[Data entries for graphics]
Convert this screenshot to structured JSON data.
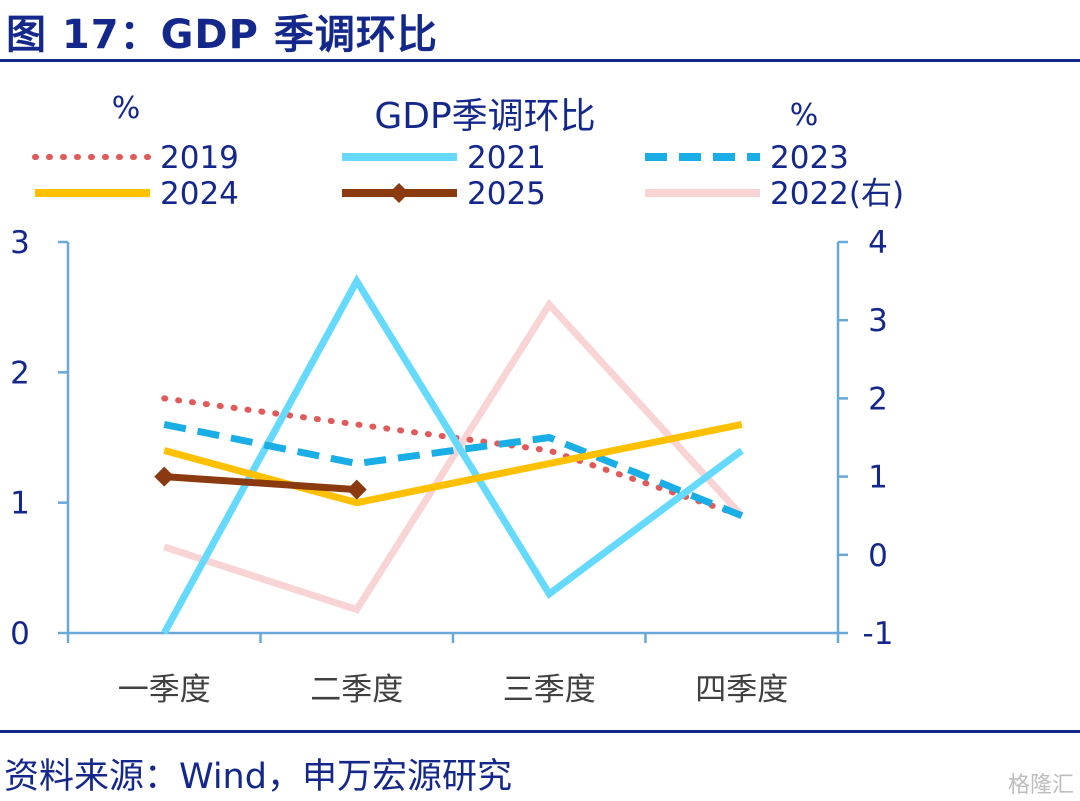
{
  "figure_title": "图 17：GDP 季调环比",
  "source": "资料来源：Wind，申万宏源研究",
  "watermark": "格隆汇",
  "chart_data": {
    "type": "line",
    "title": "GDP季调环比",
    "ylabel_left": "%",
    "ylabel_right": "%",
    "categories": [
      "一季度",
      "二季度",
      "三季度",
      "四季度"
    ],
    "ylim_left": [
      0,
      3
    ],
    "yticks_left": [
      "0",
      "1",
      "2",
      "3"
    ],
    "ylim_right": [
      -1,
      4
    ],
    "yticks_right": [
      "-1",
      "0",
      "1",
      "2",
      "3",
      "4"
    ],
    "grid": false,
    "legend_position": "top",
    "series": [
      {
        "name": "2019",
        "axis": "left",
        "color": "#e05a5a",
        "style": "dotted",
        "values": [
          1.8,
          1.6,
          1.4,
          0.9
        ]
      },
      {
        "name": "2021",
        "axis": "left",
        "color": "#66d9ff",
        "style": "solid",
        "values": [
          0.0,
          2.7,
          0.3,
          1.4
        ]
      },
      {
        "name": "2023",
        "axis": "left",
        "color": "#1aaee6",
        "style": "dashed",
        "values": [
          1.6,
          1.3,
          1.5,
          0.9
        ]
      },
      {
        "name": "2024",
        "axis": "left",
        "color": "#ffc000",
        "style": "solid",
        "values": [
          1.4,
          1.0,
          1.3,
          1.6
        ]
      },
      {
        "name": "2025",
        "axis": "left",
        "color": "#8b3a0f",
        "style": "solid-diamond",
        "values": [
          1.2,
          1.1,
          null,
          null
        ]
      },
      {
        "name": "2022(右)",
        "axis": "right",
        "color": "#f9d4d4",
        "style": "solid",
        "values": [
          0.1,
          -0.7,
          3.2,
          0.5
        ]
      }
    ]
  }
}
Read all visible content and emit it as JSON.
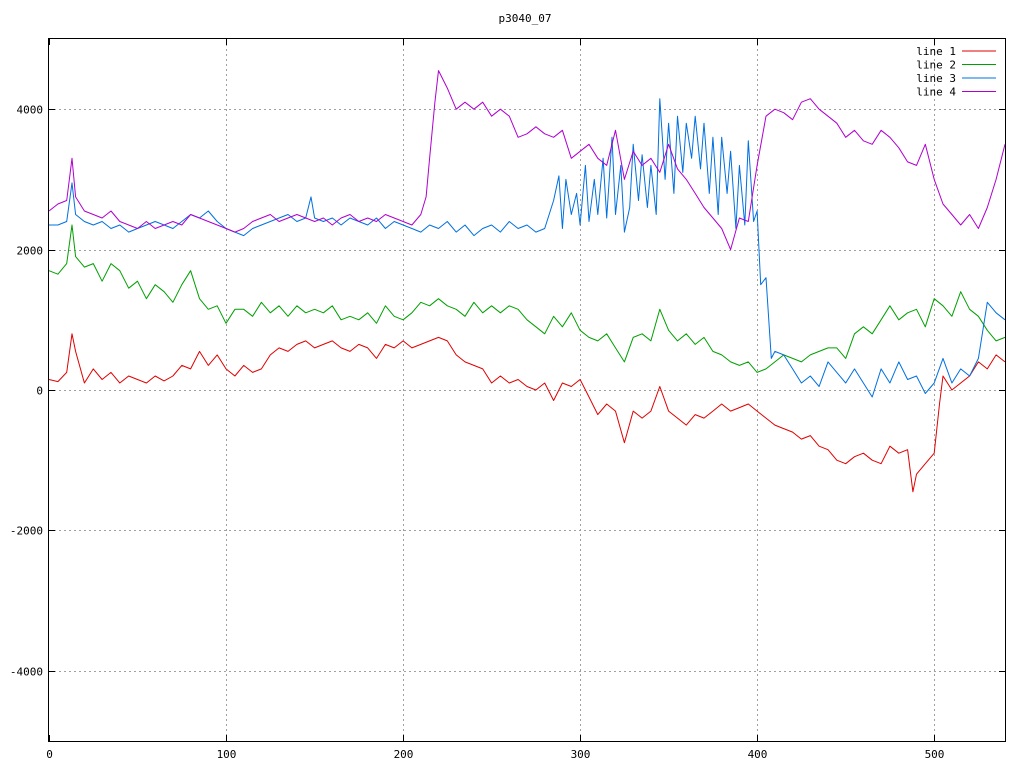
{
  "chart_data": {
    "type": "line",
    "title": "p3040_07",
    "xlabel": "",
    "ylabel": "",
    "xlim": [
      0,
      540
    ],
    "ylim": [
      -5000,
      5000
    ],
    "grid": true,
    "legend_position": "top-right",
    "x_ticks": [
      0,
      100,
      200,
      300,
      400,
      500
    ],
    "y_ticks": [
      -4000,
      -2000,
      0,
      2000,
      4000
    ],
    "x_tick_labels": [
      "0",
      "100",
      "200",
      "300",
      "400",
      "500"
    ],
    "y_tick_labels": [
      "-4000",
      "-2000",
      "0",
      "2000",
      "4000"
    ],
    "series": [
      {
        "name": "line 1",
        "color": "#e00000",
        "x": [
          0,
          5,
          10,
          13,
          15,
          20,
          25,
          30,
          35,
          40,
          45,
          50,
          55,
          60,
          65,
          70,
          75,
          80,
          85,
          90,
          95,
          100,
          105,
          110,
          115,
          120,
          125,
          130,
          135,
          140,
          145,
          150,
          155,
          160,
          165,
          170,
          175,
          180,
          185,
          190,
          195,
          200,
          205,
          210,
          215,
          220,
          225,
          230,
          235,
          240,
          245,
          250,
          255,
          260,
          265,
          270,
          275,
          280,
          285,
          290,
          295,
          300,
          305,
          310,
          315,
          320,
          325,
          330,
          335,
          340,
          345,
          350,
          355,
          360,
          365,
          370,
          375,
          380,
          385,
          390,
          395,
          400,
          405,
          410,
          415,
          420,
          425,
          430,
          435,
          440,
          445,
          450,
          455,
          460,
          465,
          470,
          475,
          480,
          485,
          488,
          490,
          495,
          500,
          503,
          505,
          510,
          515,
          520,
          525,
          530,
          535,
          540
        ],
        "y": [
          150,
          120,
          250,
          800,
          550,
          100,
          300,
          150,
          250,
          100,
          200,
          150,
          100,
          200,
          130,
          200,
          350,
          300,
          550,
          350,
          500,
          300,
          200,
          350,
          250,
          300,
          500,
          600,
          550,
          650,
          700,
          600,
          650,
          700,
          600,
          550,
          650,
          600,
          450,
          650,
          600,
          700,
          600,
          650,
          700,
          750,
          700,
          500,
          400,
          350,
          300,
          100,
          200,
          100,
          150,
          50,
          0,
          100,
          -150,
          100,
          50,
          150,
          -100,
          -350,
          -200,
          -300,
          -750,
          -300,
          -400,
          -300,
          50,
          -300,
          -400,
          -500,
          -350,
          -400,
          -300,
          -200,
          -300,
          -250,
          -200,
          -300,
          -400,
          -500,
          -550,
          -600,
          -700,
          -650,
          -800,
          -850,
          -1000,
          -1050,
          -950,
          -900,
          -1000,
          -1050,
          -800,
          -900,
          -850,
          -1450,
          -1200,
          -1050,
          -900,
          -200,
          200,
          0,
          100,
          200,
          400,
          300,
          500,
          400
        ]
      },
      {
        "name": "line 2",
        "color": "#00a000",
        "x": [
          0,
          5,
          10,
          13,
          15,
          20,
          25,
          30,
          35,
          40,
          45,
          50,
          55,
          60,
          65,
          70,
          75,
          80,
          85,
          90,
          95,
          100,
          105,
          110,
          115,
          120,
          125,
          130,
          135,
          140,
          145,
          150,
          155,
          160,
          165,
          170,
          175,
          180,
          185,
          190,
          195,
          200,
          205,
          210,
          215,
          220,
          225,
          230,
          235,
          240,
          245,
          250,
          255,
          260,
          265,
          270,
          275,
          280,
          285,
          290,
          295,
          300,
          305,
          310,
          315,
          320,
          325,
          330,
          335,
          340,
          345,
          350,
          355,
          360,
          365,
          370,
          375,
          380,
          385,
          390,
          395,
          400,
          405,
          410,
          415,
          420,
          425,
          430,
          435,
          440,
          445,
          450,
          455,
          460,
          465,
          470,
          475,
          480,
          485,
          490,
          495,
          500,
          505,
          510,
          515,
          520,
          525,
          530,
          535,
          540
        ],
        "y": [
          1700,
          1650,
          1800,
          2350,
          1900,
          1750,
          1800,
          1550,
          1800,
          1700,
          1450,
          1550,
          1300,
          1500,
          1400,
          1250,
          1500,
          1700,
          1300,
          1150,
          1200,
          950,
          1150,
          1150,
          1050,
          1250,
          1100,
          1200,
          1050,
          1200,
          1100,
          1150,
          1100,
          1200,
          1000,
          1050,
          1000,
          1100,
          950,
          1200,
          1050,
          1000,
          1100,
          1250,
          1200,
          1300,
          1200,
          1150,
          1050,
          1250,
          1100,
          1200,
          1100,
          1200,
          1150,
          1000,
          900,
          800,
          1050,
          900,
          1100,
          850,
          750,
          700,
          800,
          600,
          400,
          750,
          800,
          700,
          1150,
          850,
          700,
          800,
          650,
          750,
          550,
          500,
          400,
          350,
          400,
          250,
          300,
          400,
          500,
          450,
          400,
          500,
          550,
          600,
          600,
          450,
          800,
          900,
          800,
          1000,
          1200,
          1000,
          1100,
          1150,
          900,
          1300,
          1200,
          1050,
          1400,
          1150,
          1050,
          850,
          700,
          750
        ]
      },
      {
        "name": "line 3",
        "color": "#0070e0",
        "x": [
          0,
          5,
          10,
          13,
          15,
          20,
          25,
          30,
          35,
          40,
          45,
          50,
          55,
          60,
          65,
          70,
          75,
          80,
          85,
          90,
          95,
          100,
          105,
          110,
          115,
          120,
          125,
          130,
          135,
          140,
          145,
          148,
          150,
          155,
          160,
          165,
          170,
          175,
          180,
          185,
          190,
          195,
          200,
          205,
          210,
          215,
          220,
          225,
          230,
          235,
          240,
          245,
          250,
          255,
          260,
          265,
          270,
          275,
          280,
          285,
          288,
          290,
          292,
          295,
          298,
          300,
          303,
          305,
          308,
          310,
          313,
          315,
          318,
          320,
          323,
          325,
          328,
          330,
          333,
          335,
          338,
          340,
          343,
          345,
          348,
          350,
          353,
          355,
          358,
          360,
          363,
          365,
          368,
          370,
          373,
          375,
          378,
          380,
          383,
          385,
          388,
          390,
          393,
          395,
          398,
          400,
          402,
          405,
          408,
          410,
          415,
          420,
          425,
          430,
          435,
          440,
          445,
          450,
          455,
          460,
          465,
          470,
          475,
          480,
          485,
          490,
          495,
          500,
          505,
          510,
          515,
          520,
          525,
          530,
          535,
          540
        ],
        "y": [
          2350,
          2350,
          2400,
          2950,
          2500,
          2400,
          2350,
          2400,
          2300,
          2350,
          2250,
          2300,
          2350,
          2400,
          2350,
          2300,
          2400,
          2500,
          2450,
          2550,
          2400,
          2300,
          2250,
          2200,
          2300,
          2350,
          2400,
          2450,
          2500,
          2400,
          2450,
          2750,
          2450,
          2400,
          2450,
          2350,
          2450,
          2400,
          2350,
          2450,
          2300,
          2400,
          2350,
          2300,
          2250,
          2350,
          2300,
          2400,
          2250,
          2350,
          2200,
          2300,
          2350,
          2250,
          2400,
          2300,
          2350,
          2250,
          2300,
          2700,
          3050,
          2300,
          3000,
          2500,
          2800,
          2350,
          3200,
          2400,
          3000,
          2500,
          3300,
          2450,
          3600,
          2500,
          3200,
          2250,
          2600,
          3500,
          2700,
          3350,
          2600,
          3200,
          2500,
          4150,
          3000,
          3800,
          2800,
          3900,
          3100,
          3800,
          3300,
          3900,
          3150,
          3800,
          2800,
          3600,
          2500,
          3600,
          2800,
          3400,
          2300,
          3200,
          2350,
          3550,
          2400,
          2550,
          1500,
          1600,
          450,
          550,
          500,
          300,
          100,
          200,
          50,
          400,
          250,
          100,
          300,
          100,
          -100,
          300,
          100,
          400,
          150,
          200,
          -50,
          100,
          450,
          100,
          300,
          200,
          450,
          1250,
          1100,
          1000
        ]
      },
      {
        "name": "line 4",
        "color": "#b000d0",
        "x": [
          0,
          5,
          10,
          13,
          15,
          20,
          25,
          30,
          35,
          40,
          45,
          50,
          55,
          60,
          65,
          70,
          75,
          80,
          85,
          90,
          95,
          100,
          105,
          110,
          115,
          120,
          125,
          130,
          135,
          140,
          145,
          150,
          155,
          160,
          165,
          170,
          175,
          180,
          185,
          190,
          195,
          200,
          205,
          210,
          213,
          215,
          218,
          220,
          225,
          230,
          235,
          240,
          245,
          250,
          255,
          260,
          265,
          270,
          275,
          280,
          285,
          290,
          295,
          300,
          305,
          310,
          315,
          320,
          325,
          330,
          335,
          340,
          345,
          350,
          355,
          360,
          365,
          370,
          375,
          380,
          385,
          390,
          395,
          400,
          405,
          410,
          415,
          420,
          425,
          430,
          435,
          440,
          445,
          450,
          455,
          460,
          465,
          470,
          475,
          480,
          485,
          490,
          495,
          500,
          505,
          510,
          515,
          520,
          525,
          530,
          535,
          540
        ],
        "y": [
          2550,
          2650,
          2700,
          3300,
          2750,
          2550,
          2500,
          2450,
          2550,
          2400,
          2350,
          2300,
          2400,
          2300,
          2350,
          2400,
          2350,
          2500,
          2450,
          2400,
          2350,
          2300,
          2250,
          2300,
          2400,
          2450,
          2500,
          2400,
          2450,
          2500,
          2450,
          2400,
          2450,
          2350,
          2450,
          2500,
          2400,
          2450,
          2400,
          2500,
          2450,
          2400,
          2350,
          2500,
          2750,
          3300,
          4100,
          4550,
          4300,
          4000,
          4100,
          4000,
          4100,
          3900,
          4000,
          3900,
          3600,
          3650,
          3750,
          3650,
          3600,
          3700,
          3300,
          3400,
          3500,
          3300,
          3200,
          3700,
          3000,
          3400,
          3200,
          3300,
          3100,
          3500,
          3150,
          3000,
          2800,
          2600,
          2450,
          2300,
          2000,
          2450,
          2400,
          3200,
          3900,
          4000,
          3950,
          3850,
          4100,
          4150,
          4000,
          3900,
          3800,
          3600,
          3700,
          3550,
          3500,
          3700,
          3600,
          3450,
          3250,
          3200,
          3500,
          3000,
          2650,
          2500,
          2350,
          2500,
          2300,
          2600,
          3000,
          3500
        ]
      }
    ]
  }
}
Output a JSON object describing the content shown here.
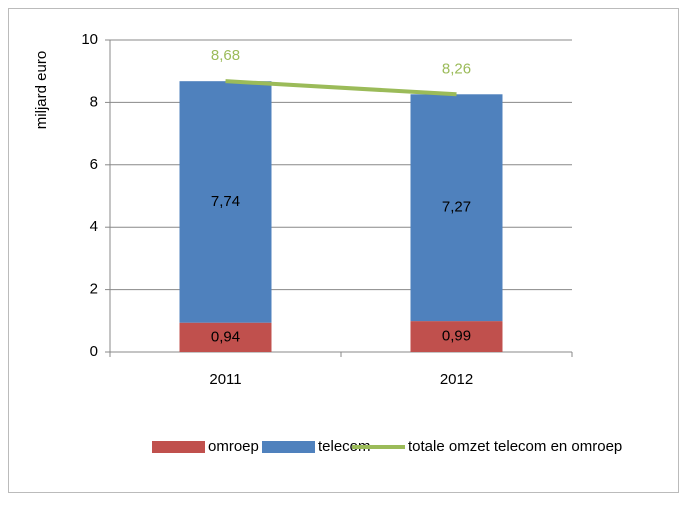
{
  "chart_data": {
    "type": "bar",
    "stacked": true,
    "y_label": "miljard euro",
    "categories": [
      "2011",
      "2012"
    ],
    "ylim": [
      0,
      10
    ],
    "yticks": [
      0,
      2,
      4,
      6,
      8,
      10
    ],
    "grid": true,
    "legend": "bottom",
    "series": [
      {
        "name": "omroep",
        "color": "#c0504d",
        "values": [
          0.94,
          0.99
        ],
        "value_labels": [
          "0,94",
          "0,99"
        ]
      },
      {
        "name": "telecom",
        "color": "#4f81bd",
        "values": [
          7.74,
          7.27
        ],
        "value_labels": [
          "7,74",
          "7,27"
        ]
      },
      {
        "name": "totale omzet telecom en omroep",
        "type": "line",
        "color": "#9bbb59",
        "values": [
          8.68,
          8.26
        ],
        "value_labels": [
          "8,68",
          "8,26"
        ]
      }
    ]
  }
}
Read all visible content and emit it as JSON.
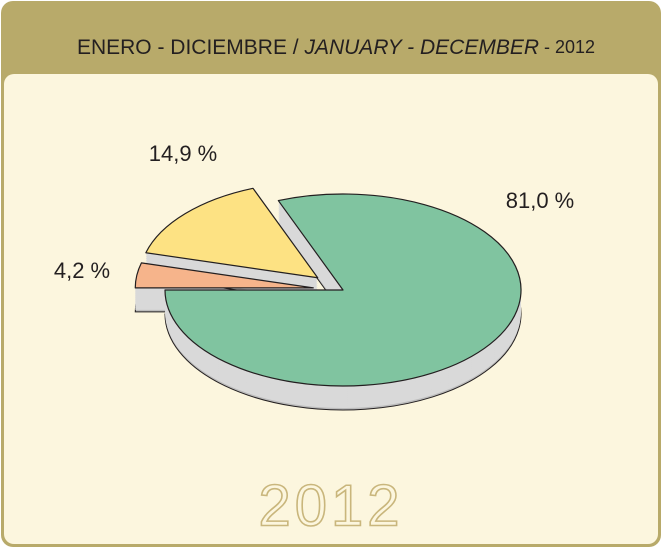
{
  "chart_data": {
    "type": "pie",
    "title": [
      "ENERO - DICIEMBRE / ",
      "JANUARY - DECEMBER",
      " - 2012"
    ],
    "annotation": "2012",
    "series": [
      {
        "values": [
          81.0,
          4.2,
          14.9
        ],
        "value_labels": [
          "81,0 %",
          "4,2 %",
          "14,9 %"
        ],
        "colors": [
          "#80c4a0",
          "#f6b48b",
          "#fde283"
        ]
      }
    ]
  }
}
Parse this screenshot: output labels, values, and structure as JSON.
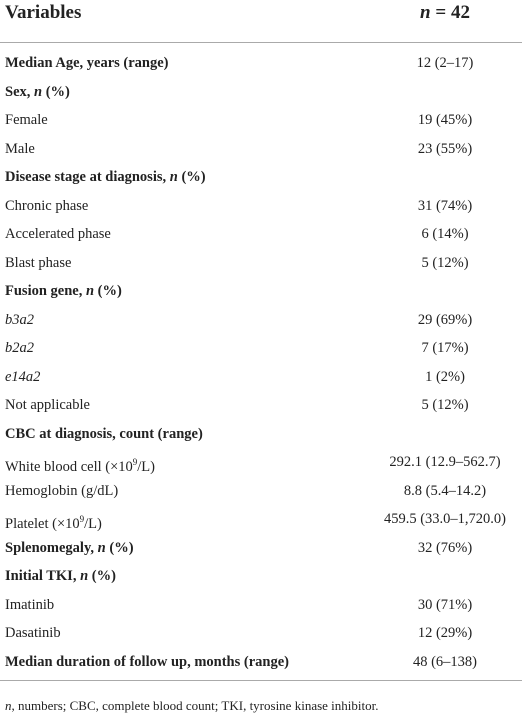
{
  "header": {
    "variables": "Variables",
    "n": [
      {
        "text": "n",
        "style": "italic"
      },
      " = 42"
    ]
  },
  "table": {
    "rows": [
      {
        "label": "Median Age, years (range)",
        "value": "12 (2–17)",
        "bold": true
      },
      {
        "label": [
          "Sex, ",
          {
            "text": "n",
            "style": "italic"
          },
          " (%)"
        ],
        "bold": true
      },
      {
        "label": "Female",
        "value": "19 (45%)"
      },
      {
        "label": "Male",
        "value": "23 (55%)"
      },
      {
        "label": [
          "Disease stage at diagnosis, ",
          {
            "text": "n",
            "style": "italic"
          },
          " (%)"
        ],
        "bold": true
      },
      {
        "label": "Chronic phase",
        "value": "31 (74%)"
      },
      {
        "label": "Accelerated phase",
        "value": "6 (14%)"
      },
      {
        "label": "Blast phase",
        "value": "5 (12%)"
      },
      {
        "label": [
          "Fusion gene, ",
          {
            "text": "n",
            "style": "italic"
          },
          " (%)"
        ],
        "bold": true
      },
      {
        "label": [
          {
            "text": "b3a2",
            "style": "italic"
          }
        ],
        "value": "29 (69%)"
      },
      {
        "label": [
          {
            "text": "b2a2",
            "style": "italic"
          }
        ],
        "value": "7 (17%)"
      },
      {
        "label": [
          {
            "text": "e14a2",
            "style": "italic"
          }
        ],
        "value": "1 (2%)"
      },
      {
        "label": "Not applicable",
        "value": "5 (12%)"
      },
      {
        "label": "CBC at diagnosis, count (range)",
        "bold": true
      },
      {
        "label": [
          "White blood cell (×10",
          {
            "text": "9",
            "style": "sup"
          },
          "/L)"
        ],
        "value": "292.1 (12.9–562.7)"
      },
      {
        "label": "Hemoglobin (g/dL)",
        "value": "8.8 (5.4–14.2)"
      },
      {
        "label": [
          "Platelet (×10",
          {
            "text": "9",
            "style": "sup"
          },
          "/L)"
        ],
        "value": "459.5 (33.0–1,720.0)"
      },
      {
        "label": [
          "Splenomegaly, ",
          {
            "text": "n",
            "style": "italic"
          },
          " (%)"
        ],
        "value": "32 (76%)",
        "bold": true
      },
      {
        "label": [
          "Initial TKI, ",
          {
            "text": "n",
            "style": "italic"
          },
          " (%)"
        ],
        "bold": true
      },
      {
        "label": "Imatinib",
        "value": "30 (71%)"
      },
      {
        "label": "Dasatinib",
        "value": "12 (29%)"
      },
      {
        "label": "Median duration of follow up, months (range)",
        "value": "48 (6–138)",
        "bold": true
      }
    ]
  },
  "footnote": [
    {
      "text": "n",
      "style": "italic"
    },
    ", numbers; CBC, complete blood count; TKI, tyrosine kinase inhibitor."
  ]
}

# Directions:
Gather every line from the listing above in which "type" appears, and copy those lines.

# Solution to this problem:
    "type": "line",
    "type": "line",
    "type": "bar",
        "type": "line",
    "type": "pie",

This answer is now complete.